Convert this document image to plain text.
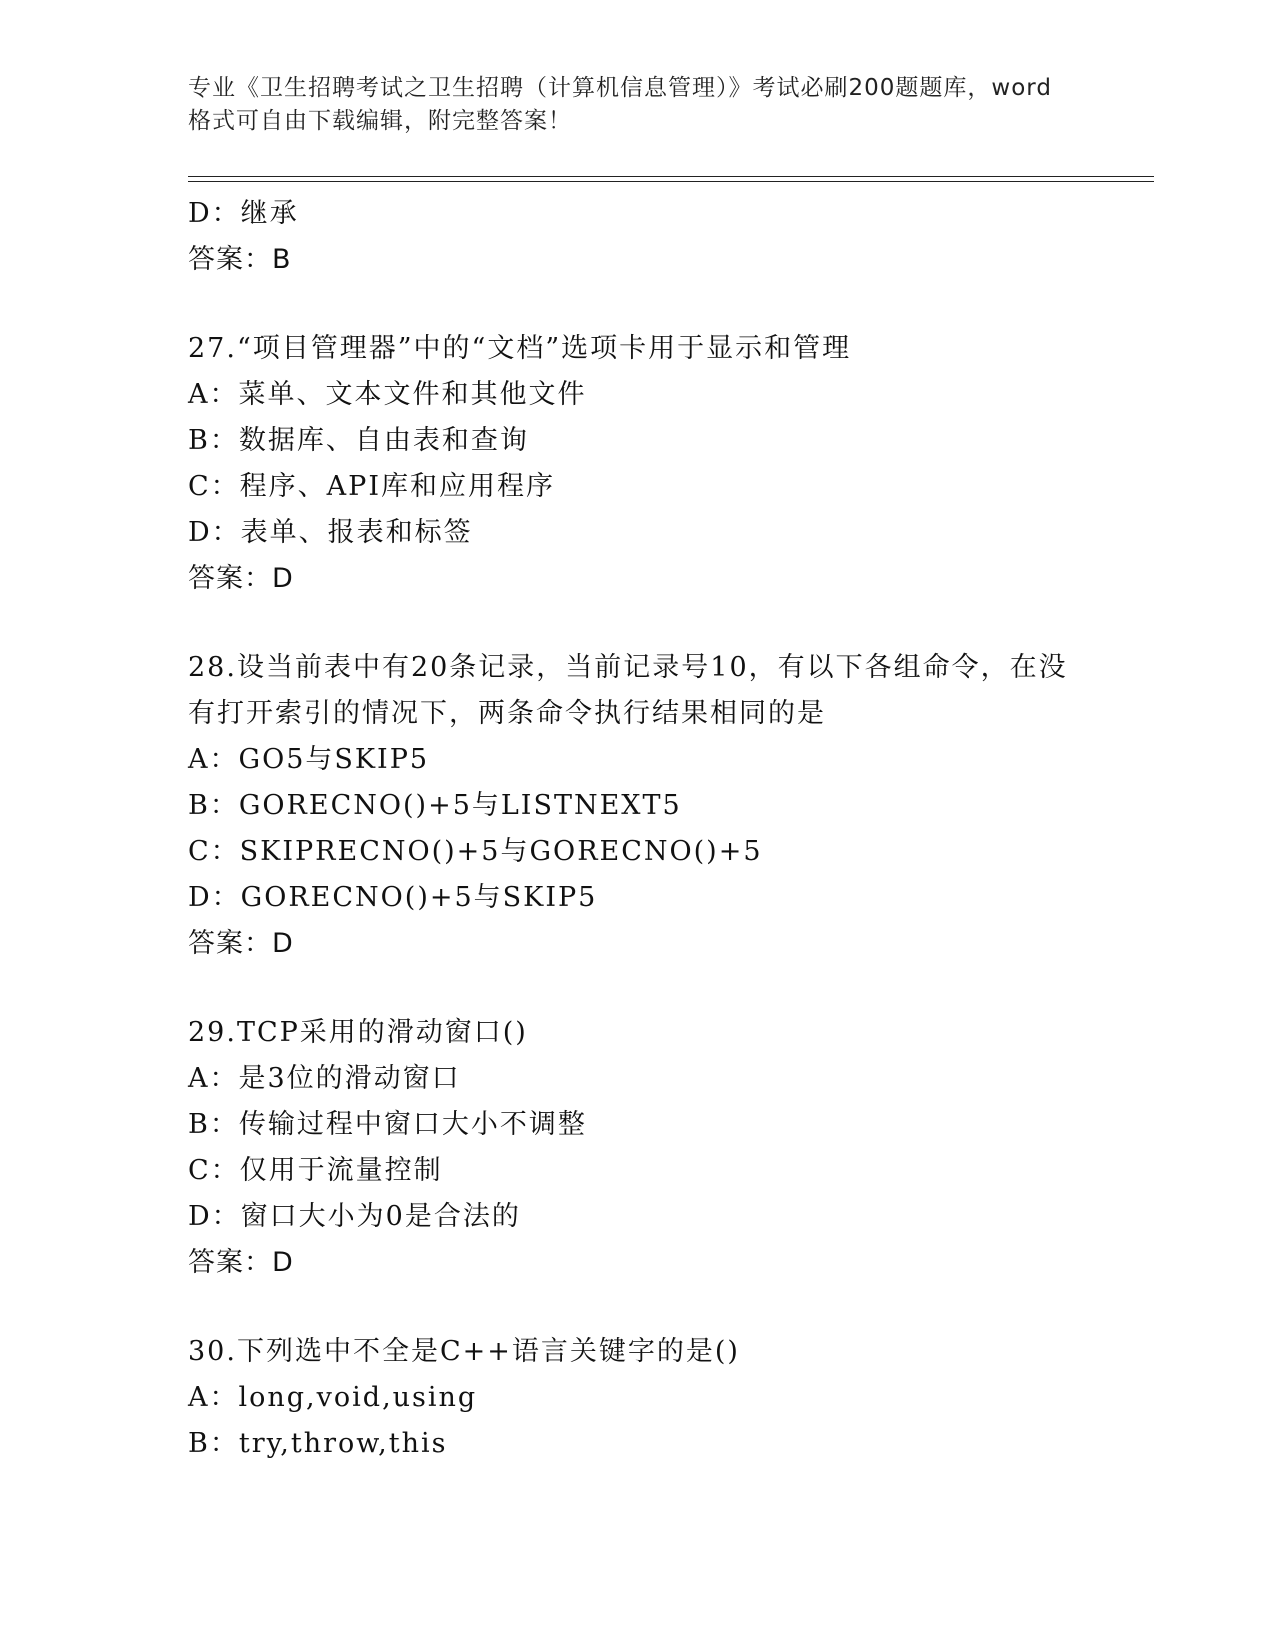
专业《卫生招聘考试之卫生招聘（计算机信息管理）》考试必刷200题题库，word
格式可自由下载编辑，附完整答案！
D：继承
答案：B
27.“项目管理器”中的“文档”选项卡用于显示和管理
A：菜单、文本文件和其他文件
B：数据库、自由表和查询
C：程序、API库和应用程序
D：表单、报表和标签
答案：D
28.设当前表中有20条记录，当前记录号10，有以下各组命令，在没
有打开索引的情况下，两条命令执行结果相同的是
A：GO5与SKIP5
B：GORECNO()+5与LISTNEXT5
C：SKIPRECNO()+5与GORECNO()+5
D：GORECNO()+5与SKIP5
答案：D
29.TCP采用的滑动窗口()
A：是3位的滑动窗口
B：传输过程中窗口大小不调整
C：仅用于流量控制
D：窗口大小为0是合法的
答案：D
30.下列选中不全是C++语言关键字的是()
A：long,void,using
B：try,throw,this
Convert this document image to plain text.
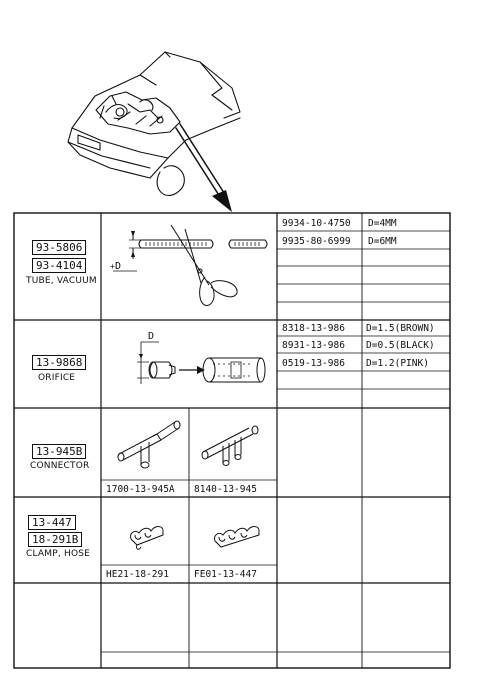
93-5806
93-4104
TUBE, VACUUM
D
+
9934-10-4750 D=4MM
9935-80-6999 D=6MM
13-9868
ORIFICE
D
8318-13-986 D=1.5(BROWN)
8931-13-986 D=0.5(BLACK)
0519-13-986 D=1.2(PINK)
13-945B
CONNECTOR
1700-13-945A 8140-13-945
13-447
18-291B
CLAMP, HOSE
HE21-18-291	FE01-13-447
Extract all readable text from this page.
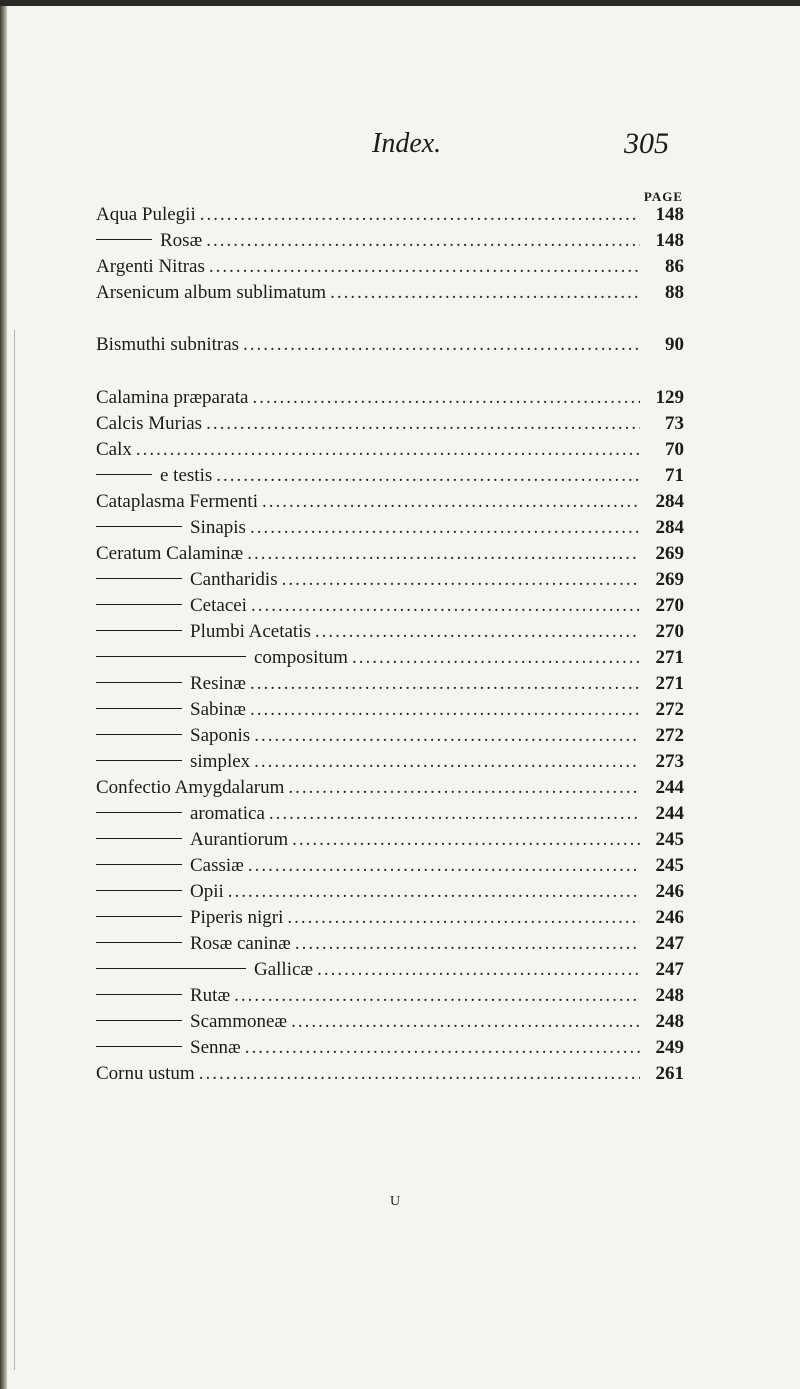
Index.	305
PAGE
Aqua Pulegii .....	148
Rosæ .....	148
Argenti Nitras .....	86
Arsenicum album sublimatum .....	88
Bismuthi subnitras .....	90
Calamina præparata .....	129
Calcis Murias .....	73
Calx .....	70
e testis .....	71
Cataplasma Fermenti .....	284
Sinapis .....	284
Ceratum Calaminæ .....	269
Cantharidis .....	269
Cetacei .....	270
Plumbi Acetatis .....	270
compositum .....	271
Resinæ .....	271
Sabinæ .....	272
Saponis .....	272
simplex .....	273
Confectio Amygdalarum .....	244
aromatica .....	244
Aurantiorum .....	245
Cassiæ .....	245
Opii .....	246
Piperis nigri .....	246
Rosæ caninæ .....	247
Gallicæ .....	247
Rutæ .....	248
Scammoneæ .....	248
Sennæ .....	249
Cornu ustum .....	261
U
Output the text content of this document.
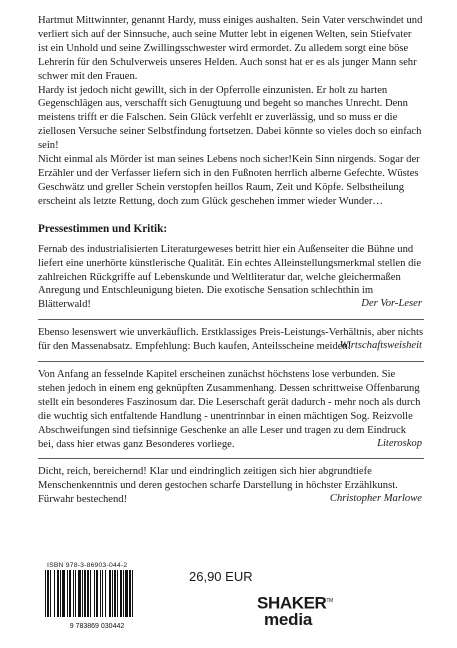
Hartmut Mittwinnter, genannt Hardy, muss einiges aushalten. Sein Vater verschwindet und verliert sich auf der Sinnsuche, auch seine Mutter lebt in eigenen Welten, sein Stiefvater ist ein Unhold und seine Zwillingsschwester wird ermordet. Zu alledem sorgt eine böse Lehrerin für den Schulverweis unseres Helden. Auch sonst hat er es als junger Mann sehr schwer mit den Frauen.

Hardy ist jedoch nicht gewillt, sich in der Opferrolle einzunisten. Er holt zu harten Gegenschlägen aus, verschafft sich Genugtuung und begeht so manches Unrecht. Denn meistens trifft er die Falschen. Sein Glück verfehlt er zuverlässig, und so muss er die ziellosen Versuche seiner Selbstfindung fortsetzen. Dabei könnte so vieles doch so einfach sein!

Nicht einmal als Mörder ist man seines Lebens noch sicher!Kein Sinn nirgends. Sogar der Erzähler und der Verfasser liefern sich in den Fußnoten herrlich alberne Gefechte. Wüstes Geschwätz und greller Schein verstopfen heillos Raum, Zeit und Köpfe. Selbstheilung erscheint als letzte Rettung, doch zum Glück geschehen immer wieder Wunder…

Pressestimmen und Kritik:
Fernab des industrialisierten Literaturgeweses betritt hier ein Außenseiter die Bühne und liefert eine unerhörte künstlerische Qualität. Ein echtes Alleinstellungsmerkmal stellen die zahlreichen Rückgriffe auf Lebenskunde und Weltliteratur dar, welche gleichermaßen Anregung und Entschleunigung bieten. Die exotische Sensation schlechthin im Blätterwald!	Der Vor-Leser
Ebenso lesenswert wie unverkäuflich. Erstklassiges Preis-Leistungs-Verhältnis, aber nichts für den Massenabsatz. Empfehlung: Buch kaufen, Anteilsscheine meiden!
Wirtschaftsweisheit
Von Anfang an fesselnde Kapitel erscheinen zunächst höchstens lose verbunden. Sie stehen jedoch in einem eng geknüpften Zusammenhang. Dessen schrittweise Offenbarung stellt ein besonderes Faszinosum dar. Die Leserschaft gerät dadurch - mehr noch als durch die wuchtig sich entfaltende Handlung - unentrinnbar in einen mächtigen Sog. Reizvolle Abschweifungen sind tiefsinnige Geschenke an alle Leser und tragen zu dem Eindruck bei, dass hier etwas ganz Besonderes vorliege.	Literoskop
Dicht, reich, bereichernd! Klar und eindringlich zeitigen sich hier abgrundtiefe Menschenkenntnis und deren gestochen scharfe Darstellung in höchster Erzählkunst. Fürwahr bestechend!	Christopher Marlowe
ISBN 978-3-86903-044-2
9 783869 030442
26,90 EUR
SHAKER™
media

§ **What you will do**:
All records must be output exactly as they are, except for the pictures, which are left out.

§ **Written response**:
Convert this document image to plain text.
专业《卫生招聘考试之卫生招聘（计算机信息管理）》考试必刷200题题库，word
格式可自由下载编辑，附完整答案！
D：继承
答案：B
27.“项目管理器”中的“文档”选项卡用于显示和管理
A：菜单、文本文件和其他文件
B：数据库、自由表和查询
C：程序、API库和应用程序
D：表单、报表和标签
答案：D
28.设当前表中有20条记录，当前记录号10，有以下各组命令，在没
有打开索引的情况下，两条命令执行结果相同的是
A：GO5与SKIP5
B：GORECNO()+5与LISTNEXT5
C：SKIPRECNO()+5与GORECNO()+5
D：GORECNO()+5与SKIP5
答案：D
29.TCP采用的滑动窗口()
A：是3位的滑动窗口
B：传输过程中窗口大小不调整
C：仅用于流量控制
D：窗口大小为0是合法的
答案：D
30.下列选中不全是C++语言关键字的是()
A：long,void,using
B：try,throw,this
Convert this document image to plain text.
93-5806
93-4104
TUBE, VACUUM
D
+
9934-10-4750 D=4MM
9935-80-6999 D=6MM
13-9868
ORIFICE
D
8318-13-986 D=1.5(BROWN)
8931-13-986 D=0.5(BLACK)
0519-13-986 D=1.2(PINK)
13-945B
CONNECTOR
1700-13-945A 8140-13-945
13-447
18-291B
CLAMP, HOSE
HE21-18-291	FE01-13-447
Extract all readable text from this page.
Index.	305
PAGE
Aqua Pulegii .....	148
Rosæ .....	148
Argenti Nitras .....	86
Arsenicum album sublimatum .....	88
Bismuthi subnitras .....	90
Calamina præparata .....	129
Calcis Murias .....	73
Calx .....	70
e testis .....	71
Cataplasma Fermenti .....	284
Sinapis .....	284
Ceratum Calaminæ .....	269
Cantharidis .....	269
Cetacei .....	270
Plumbi Acetatis .....	270
compositum .....	271
Resinæ .....	271
Sabinæ .....	272
Saponis .....	272
simplex .....	273
Confectio Amygdalarum .....	244
aromatica .....	244
Aurantiorum .....	245
Cassiæ .....	245
Opii .....	246
Piperis nigri .....	246
Rosæ caninæ .....	247
Gallicæ .....	247
Rutæ .....	248
Scammoneæ .....	248
Sennæ .....	249
Cornu ustum .....	261
U
Output the text content of this document.
Hartmut Mittwinnter, genannt Hardy, muss einiges aushalten. Sein Vater verschwindet und verliert sich auf der Sinnsuche, auch seine Mutter lebt in eigenen Welten, sein Stiefvater ist ein Unhold und seine Zwillingsschwester wird ermordet. Zu alledem sorgt eine böse Lehrerin für den Schulverweis unseres Helden. Auch sonst hat er es als junger Mann sehr schwer mit den Frauen.

Hardy ist jedoch nicht gewillt, sich in der Opferrolle einzunisten. Er holt zu harten Gegenschlägen aus, verschafft sich Genugtuung und begeht so manches Unrecht. Denn meistens trifft er die Falschen. Sein Glück verfehlt er zuverlässig, und so muss er die ziellosen Versuche seiner Selbstfindung fortsetzen. Dabei könnte so vieles doch so einfach sein!

Nicht einmal als Mörder ist man seines Lebens noch sicher!Kein Sinn nirgends. Sogar der Erzähler und der Verfasser liefern sich in den Fußnoten herrlich alberne Gefechte. Wüstes Geschwätz und greller Schein verstopfen heillos Raum, Zeit und Köpfe. Selbstheilung erscheint als letzte Rettung, doch zum Glück geschehen immer wieder Wunder…

Pressestimmen und Kritik:
Fernab des industrialisierten Literaturgeweses betritt hier ein Außenseiter die Bühne und liefert eine unerhörte künstlerische Qualität. Ein echtes Alleinstellungsmerkmal stellen die zahlreichen Rückgriffe auf Lebenskunde und Weltliteratur dar, welche gleichermaßen Anregung und Entschleunigung bieten. Die exotische Sensation schlechthin im Blätterwald!	Der Vor-Leser
Ebenso lesenswert wie unverkäuflich. Erstklassiges Preis-Leistungs-Verhältnis, aber nichts für den Massenabsatz. Empfehlung: Buch kaufen, Anteilsscheine meiden!
Wirtschaftsweisheit
Von Anfang an fesselnde Kapitel erscheinen zunächst höchstens lose verbunden. Sie stehen jedoch in einem eng geknüpften Zusammenhang. Dessen schrittweise Offenbarung stellt ein besonderes Faszinosum dar. Die Leserschaft gerät dadurch - mehr noch als durch die wuchtig sich entfaltende Handlung - unentrinnbar in einen mächtigen Sog. Reizvolle Abschweifungen sind tiefsinnige Geschenke an alle Leser und tragen zu dem Eindruck bei, dass hier etwas ganz Besonderes vorliege.	Literoskop
Dicht, reich, bereichernd! Klar und eindringlich zeitigen sich hier abgrundtiefe Menschenkenntnis und deren gestochen scharfe Darstellung in höchster Erzählkunst. Fürwahr bestechend!	Christopher Marlowe
ISBN 978-3-86903-044-2
9 783869 030442
26,90 EUR
SHAKER™
media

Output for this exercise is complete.